| Problem details |
For each line that holds "true", copy the line out.

___ Records provided

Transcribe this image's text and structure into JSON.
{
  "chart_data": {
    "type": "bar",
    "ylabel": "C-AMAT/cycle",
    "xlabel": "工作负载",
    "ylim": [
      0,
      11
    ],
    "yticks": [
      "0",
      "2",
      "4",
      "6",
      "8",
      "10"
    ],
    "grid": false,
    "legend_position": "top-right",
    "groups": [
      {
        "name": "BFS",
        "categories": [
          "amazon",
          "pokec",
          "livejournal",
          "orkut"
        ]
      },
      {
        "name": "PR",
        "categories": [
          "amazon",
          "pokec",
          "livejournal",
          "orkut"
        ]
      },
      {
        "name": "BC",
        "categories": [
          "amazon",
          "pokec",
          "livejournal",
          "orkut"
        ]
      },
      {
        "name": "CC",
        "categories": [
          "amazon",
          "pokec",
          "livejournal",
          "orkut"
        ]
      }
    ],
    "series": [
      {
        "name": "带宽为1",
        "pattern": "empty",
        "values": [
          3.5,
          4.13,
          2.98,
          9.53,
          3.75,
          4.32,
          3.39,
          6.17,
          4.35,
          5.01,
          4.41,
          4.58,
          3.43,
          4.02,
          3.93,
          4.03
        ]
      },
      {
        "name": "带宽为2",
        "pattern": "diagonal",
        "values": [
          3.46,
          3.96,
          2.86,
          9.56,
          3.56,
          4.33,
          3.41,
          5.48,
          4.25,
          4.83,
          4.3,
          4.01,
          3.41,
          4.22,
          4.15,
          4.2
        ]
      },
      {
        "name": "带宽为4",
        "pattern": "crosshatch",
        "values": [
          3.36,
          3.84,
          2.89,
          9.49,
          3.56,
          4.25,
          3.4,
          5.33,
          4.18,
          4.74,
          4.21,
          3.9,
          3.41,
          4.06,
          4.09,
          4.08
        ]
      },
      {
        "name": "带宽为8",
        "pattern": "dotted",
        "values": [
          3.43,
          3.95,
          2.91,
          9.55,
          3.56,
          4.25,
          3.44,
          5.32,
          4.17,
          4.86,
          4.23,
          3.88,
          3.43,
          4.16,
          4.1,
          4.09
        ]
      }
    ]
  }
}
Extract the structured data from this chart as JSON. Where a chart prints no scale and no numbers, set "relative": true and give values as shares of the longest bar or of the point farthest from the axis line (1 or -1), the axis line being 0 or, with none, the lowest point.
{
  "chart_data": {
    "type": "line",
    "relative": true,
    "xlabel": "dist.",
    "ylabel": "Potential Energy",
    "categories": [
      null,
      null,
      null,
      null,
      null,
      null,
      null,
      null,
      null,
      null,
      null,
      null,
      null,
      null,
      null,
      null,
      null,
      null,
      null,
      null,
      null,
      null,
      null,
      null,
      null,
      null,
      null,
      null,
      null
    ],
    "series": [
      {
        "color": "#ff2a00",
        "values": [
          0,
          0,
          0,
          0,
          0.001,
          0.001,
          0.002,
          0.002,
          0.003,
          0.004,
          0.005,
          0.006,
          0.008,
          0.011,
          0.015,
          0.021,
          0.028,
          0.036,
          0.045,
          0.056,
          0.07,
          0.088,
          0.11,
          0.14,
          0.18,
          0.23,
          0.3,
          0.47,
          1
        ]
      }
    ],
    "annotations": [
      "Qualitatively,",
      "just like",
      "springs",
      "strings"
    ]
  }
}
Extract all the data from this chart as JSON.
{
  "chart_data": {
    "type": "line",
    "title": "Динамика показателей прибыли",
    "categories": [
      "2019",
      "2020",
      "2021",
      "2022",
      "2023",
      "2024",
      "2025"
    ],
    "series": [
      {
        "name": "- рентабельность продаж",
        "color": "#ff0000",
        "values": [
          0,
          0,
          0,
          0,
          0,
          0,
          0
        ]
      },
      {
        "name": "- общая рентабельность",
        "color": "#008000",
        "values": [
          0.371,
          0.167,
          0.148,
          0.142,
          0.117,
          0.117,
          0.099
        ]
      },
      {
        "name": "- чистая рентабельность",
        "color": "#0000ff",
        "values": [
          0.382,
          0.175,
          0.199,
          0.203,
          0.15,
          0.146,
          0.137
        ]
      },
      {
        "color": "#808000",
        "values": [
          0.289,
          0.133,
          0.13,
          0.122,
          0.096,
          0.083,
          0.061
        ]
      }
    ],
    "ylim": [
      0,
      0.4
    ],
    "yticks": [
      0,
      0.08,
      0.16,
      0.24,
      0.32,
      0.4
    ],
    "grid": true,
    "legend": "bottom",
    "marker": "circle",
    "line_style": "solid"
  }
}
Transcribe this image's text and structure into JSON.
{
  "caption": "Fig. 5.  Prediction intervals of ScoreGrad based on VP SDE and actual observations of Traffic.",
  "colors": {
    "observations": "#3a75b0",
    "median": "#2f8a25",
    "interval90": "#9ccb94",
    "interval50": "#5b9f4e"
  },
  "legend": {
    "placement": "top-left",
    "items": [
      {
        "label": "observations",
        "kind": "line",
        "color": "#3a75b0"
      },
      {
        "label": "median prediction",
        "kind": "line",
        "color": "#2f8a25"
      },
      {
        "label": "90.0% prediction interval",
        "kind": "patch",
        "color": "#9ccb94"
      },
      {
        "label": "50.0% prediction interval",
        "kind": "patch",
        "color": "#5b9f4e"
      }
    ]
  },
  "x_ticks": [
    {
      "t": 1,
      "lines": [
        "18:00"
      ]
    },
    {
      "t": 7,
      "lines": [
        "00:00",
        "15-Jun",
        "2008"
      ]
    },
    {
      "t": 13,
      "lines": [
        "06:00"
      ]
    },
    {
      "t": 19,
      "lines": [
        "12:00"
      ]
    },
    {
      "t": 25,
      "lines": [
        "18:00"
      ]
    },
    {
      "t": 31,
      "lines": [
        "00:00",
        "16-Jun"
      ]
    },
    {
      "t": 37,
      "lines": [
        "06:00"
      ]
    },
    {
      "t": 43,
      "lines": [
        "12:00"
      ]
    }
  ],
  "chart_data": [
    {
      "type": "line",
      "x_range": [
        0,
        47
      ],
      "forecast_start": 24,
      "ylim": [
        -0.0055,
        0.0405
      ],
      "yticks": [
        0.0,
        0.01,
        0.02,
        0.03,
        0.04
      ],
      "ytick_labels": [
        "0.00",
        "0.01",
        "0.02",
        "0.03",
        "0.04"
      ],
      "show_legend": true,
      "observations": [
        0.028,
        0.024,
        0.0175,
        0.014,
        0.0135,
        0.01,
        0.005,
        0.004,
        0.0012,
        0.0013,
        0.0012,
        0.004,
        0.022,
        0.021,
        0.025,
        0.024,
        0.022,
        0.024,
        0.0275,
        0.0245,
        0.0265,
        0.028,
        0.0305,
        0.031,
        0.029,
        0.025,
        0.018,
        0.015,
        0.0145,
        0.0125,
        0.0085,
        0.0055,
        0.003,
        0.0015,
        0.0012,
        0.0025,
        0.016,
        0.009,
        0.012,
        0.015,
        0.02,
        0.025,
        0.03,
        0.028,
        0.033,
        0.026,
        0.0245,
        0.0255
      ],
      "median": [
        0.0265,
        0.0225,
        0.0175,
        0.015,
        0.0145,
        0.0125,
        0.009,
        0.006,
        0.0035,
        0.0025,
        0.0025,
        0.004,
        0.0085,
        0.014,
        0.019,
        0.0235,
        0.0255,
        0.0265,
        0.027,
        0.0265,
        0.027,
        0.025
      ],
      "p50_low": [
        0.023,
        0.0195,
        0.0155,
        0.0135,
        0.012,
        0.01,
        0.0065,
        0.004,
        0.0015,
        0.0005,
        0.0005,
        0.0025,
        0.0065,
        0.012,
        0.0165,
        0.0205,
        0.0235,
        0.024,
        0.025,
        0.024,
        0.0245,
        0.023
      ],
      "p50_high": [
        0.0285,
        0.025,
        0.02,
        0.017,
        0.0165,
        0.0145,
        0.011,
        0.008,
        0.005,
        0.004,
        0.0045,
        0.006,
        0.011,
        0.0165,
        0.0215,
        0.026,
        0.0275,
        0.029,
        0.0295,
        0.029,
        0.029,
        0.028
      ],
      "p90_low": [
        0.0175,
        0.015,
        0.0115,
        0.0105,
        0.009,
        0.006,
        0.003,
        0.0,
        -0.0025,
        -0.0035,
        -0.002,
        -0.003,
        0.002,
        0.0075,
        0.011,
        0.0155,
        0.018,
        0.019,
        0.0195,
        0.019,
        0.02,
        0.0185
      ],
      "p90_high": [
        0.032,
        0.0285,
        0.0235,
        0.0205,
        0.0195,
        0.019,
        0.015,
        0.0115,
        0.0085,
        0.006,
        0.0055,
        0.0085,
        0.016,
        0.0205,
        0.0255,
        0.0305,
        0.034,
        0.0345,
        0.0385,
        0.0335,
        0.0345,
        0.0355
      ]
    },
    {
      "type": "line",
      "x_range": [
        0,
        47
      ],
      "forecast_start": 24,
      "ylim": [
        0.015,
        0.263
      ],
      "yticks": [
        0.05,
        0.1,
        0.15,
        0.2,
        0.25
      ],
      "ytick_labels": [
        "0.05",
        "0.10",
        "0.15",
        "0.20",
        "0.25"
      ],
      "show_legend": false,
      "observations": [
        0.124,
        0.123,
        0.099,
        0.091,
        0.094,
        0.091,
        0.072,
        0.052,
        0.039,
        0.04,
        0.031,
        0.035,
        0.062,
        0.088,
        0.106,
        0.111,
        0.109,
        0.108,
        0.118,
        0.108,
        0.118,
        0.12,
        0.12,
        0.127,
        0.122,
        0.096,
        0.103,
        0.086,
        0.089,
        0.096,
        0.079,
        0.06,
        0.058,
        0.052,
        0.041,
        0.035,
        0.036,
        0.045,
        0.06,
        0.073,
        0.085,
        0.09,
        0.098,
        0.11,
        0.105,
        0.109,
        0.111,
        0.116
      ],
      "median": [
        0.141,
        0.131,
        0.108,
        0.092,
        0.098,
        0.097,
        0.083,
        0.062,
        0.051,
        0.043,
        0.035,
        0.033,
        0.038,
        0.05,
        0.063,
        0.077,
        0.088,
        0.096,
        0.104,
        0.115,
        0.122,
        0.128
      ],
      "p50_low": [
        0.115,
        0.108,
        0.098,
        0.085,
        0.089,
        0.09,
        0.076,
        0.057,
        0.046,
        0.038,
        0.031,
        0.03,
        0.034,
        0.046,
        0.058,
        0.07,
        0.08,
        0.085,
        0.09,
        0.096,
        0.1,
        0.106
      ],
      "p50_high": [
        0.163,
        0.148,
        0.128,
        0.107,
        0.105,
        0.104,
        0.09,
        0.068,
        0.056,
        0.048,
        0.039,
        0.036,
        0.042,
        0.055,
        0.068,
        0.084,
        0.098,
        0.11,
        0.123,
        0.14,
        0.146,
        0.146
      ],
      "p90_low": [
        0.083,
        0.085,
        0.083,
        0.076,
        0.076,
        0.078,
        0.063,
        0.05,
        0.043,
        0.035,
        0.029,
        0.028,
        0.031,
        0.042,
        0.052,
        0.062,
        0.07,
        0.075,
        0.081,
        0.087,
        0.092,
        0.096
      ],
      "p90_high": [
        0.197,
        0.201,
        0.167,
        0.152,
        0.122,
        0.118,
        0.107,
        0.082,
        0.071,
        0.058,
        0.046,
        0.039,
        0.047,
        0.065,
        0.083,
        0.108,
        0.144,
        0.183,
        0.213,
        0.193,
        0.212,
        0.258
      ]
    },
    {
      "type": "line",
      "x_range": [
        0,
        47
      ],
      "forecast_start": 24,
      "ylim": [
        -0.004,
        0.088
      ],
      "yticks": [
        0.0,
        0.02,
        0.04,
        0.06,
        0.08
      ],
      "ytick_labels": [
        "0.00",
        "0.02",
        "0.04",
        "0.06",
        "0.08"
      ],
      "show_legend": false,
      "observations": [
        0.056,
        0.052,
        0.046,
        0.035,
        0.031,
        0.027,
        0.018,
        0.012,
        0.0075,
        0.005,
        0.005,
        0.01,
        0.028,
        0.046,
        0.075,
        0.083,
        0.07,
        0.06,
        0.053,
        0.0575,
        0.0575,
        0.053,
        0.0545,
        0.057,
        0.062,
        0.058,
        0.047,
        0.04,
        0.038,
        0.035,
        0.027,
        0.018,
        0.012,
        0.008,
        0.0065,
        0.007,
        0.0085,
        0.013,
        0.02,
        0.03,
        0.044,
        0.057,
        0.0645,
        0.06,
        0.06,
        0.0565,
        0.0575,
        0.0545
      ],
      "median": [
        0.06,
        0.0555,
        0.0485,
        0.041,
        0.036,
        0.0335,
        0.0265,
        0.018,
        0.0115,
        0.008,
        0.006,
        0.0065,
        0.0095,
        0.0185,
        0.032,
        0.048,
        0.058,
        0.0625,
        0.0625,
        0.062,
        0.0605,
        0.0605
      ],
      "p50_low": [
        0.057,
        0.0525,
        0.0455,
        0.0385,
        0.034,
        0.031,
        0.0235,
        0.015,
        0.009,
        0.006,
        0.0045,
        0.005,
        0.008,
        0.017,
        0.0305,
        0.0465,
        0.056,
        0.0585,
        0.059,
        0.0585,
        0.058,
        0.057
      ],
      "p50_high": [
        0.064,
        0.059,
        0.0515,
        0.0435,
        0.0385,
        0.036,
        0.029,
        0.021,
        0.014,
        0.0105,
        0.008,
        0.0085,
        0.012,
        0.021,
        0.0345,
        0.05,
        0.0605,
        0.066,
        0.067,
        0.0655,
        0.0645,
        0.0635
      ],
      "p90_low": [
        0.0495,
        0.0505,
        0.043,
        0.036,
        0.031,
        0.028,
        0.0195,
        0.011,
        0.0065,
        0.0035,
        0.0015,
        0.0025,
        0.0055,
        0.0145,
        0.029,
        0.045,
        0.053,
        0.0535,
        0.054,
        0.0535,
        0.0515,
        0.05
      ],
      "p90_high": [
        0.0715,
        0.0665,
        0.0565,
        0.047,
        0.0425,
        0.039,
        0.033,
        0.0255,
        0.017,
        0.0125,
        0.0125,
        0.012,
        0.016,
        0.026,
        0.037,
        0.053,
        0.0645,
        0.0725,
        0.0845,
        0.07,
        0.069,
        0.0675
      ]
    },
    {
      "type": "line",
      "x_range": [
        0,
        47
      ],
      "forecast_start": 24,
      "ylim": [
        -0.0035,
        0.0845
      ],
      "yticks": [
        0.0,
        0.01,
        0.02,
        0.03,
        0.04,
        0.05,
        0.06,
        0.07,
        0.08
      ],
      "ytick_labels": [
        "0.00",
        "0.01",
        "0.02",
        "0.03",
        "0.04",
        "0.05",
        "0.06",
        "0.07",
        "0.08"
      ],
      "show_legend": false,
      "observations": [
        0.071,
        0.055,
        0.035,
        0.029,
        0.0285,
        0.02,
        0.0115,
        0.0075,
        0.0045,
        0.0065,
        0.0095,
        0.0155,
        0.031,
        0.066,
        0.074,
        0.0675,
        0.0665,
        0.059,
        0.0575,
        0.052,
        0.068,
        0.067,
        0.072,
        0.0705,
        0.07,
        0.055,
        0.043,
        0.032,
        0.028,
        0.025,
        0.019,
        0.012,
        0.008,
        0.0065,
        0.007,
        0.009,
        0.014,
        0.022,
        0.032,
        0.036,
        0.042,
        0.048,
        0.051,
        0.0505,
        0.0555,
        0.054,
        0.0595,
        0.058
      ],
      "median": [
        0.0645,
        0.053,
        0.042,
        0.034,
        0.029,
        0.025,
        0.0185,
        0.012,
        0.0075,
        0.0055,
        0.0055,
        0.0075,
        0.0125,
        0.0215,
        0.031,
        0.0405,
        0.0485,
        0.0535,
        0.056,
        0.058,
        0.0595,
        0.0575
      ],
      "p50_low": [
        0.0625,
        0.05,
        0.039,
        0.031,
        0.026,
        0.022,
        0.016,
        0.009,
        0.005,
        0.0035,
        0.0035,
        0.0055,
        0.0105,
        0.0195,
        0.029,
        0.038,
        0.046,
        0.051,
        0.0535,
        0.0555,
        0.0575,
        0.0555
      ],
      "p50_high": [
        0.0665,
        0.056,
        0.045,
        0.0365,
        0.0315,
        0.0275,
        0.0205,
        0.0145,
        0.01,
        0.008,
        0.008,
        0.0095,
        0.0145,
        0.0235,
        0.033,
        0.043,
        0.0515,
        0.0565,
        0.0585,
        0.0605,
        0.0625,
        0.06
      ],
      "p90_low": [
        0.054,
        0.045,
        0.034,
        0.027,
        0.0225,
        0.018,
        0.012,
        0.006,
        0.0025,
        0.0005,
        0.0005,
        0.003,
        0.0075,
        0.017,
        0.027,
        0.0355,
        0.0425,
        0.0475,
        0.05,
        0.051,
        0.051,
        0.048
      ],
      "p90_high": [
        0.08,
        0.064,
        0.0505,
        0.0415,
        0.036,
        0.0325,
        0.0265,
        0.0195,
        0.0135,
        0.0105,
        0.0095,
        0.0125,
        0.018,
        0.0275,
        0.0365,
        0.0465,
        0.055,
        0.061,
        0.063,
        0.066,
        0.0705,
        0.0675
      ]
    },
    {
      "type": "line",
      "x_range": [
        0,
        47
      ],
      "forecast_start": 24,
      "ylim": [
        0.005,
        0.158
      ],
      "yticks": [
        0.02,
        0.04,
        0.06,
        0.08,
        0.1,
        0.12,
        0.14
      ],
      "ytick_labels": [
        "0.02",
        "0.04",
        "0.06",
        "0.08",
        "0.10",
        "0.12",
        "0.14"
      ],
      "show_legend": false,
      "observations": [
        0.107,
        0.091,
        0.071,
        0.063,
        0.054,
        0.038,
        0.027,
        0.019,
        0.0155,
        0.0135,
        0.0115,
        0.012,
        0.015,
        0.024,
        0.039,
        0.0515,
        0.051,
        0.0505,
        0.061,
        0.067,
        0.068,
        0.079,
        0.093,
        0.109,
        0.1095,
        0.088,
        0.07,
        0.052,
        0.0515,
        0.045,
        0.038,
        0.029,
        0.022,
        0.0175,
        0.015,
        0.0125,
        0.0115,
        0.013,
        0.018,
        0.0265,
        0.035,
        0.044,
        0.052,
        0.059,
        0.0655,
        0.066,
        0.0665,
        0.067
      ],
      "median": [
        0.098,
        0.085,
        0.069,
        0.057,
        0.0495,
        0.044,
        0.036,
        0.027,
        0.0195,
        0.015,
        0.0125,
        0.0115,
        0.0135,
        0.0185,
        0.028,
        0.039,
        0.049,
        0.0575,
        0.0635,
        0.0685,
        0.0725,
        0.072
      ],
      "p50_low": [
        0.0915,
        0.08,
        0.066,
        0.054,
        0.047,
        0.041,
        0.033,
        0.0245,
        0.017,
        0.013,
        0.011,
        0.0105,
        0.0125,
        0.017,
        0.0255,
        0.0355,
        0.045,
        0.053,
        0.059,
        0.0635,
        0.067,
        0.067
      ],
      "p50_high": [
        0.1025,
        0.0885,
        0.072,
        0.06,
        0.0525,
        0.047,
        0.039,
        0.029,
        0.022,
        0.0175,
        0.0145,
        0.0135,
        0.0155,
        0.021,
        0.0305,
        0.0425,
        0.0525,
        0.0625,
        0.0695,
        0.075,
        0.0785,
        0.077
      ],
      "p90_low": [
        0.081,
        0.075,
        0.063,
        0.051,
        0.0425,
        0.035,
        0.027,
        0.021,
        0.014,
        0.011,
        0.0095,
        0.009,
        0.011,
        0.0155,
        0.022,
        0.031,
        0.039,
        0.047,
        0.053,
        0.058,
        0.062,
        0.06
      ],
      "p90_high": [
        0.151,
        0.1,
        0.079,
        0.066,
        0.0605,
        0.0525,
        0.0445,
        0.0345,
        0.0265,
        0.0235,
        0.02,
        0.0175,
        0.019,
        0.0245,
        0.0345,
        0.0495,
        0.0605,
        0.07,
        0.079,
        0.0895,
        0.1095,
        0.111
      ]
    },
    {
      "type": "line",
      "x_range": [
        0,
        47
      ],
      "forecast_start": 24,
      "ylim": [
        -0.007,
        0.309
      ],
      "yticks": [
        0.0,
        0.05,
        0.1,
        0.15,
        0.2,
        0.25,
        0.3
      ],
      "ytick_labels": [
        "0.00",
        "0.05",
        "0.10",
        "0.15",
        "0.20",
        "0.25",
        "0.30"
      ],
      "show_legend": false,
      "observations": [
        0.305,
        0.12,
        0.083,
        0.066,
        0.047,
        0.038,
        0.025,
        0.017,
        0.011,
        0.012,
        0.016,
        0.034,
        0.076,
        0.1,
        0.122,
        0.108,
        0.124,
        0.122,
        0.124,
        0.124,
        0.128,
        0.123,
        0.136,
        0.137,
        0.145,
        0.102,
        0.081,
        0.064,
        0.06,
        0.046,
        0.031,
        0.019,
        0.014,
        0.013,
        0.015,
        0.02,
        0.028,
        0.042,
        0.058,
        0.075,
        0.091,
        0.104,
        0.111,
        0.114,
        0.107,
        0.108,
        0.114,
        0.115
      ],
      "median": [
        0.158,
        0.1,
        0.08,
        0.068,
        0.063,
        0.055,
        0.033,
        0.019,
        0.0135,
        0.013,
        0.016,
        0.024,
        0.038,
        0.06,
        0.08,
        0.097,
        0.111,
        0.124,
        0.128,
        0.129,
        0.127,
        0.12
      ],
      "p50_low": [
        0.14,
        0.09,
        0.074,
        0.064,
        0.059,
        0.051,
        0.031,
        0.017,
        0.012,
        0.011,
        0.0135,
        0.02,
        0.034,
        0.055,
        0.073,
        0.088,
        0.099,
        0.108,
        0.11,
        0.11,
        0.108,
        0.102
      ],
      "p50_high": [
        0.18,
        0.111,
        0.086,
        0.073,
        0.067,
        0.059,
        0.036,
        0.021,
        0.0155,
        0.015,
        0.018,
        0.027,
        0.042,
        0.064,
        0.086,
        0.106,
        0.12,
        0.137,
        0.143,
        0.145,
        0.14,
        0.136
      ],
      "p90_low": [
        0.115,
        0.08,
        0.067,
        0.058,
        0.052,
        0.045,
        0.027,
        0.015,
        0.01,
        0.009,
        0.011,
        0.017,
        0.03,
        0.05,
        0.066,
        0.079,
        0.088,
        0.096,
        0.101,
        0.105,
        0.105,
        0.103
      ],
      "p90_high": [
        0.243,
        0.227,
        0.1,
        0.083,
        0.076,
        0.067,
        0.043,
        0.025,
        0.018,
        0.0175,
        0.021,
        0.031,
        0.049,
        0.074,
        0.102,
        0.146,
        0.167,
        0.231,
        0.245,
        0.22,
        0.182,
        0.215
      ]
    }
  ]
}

______

| Response for this exercise |
Extract the structured data from this chart as JSON. Where a chart prints no scale and no numbers, set "relative": true and give values as shares of the longest bar or of the point farthest from the axis line (1 or -1), the axis line being 0 or, with none, the lowest point.
    "relative": true,
    "grid": true,
      "show_legend": true,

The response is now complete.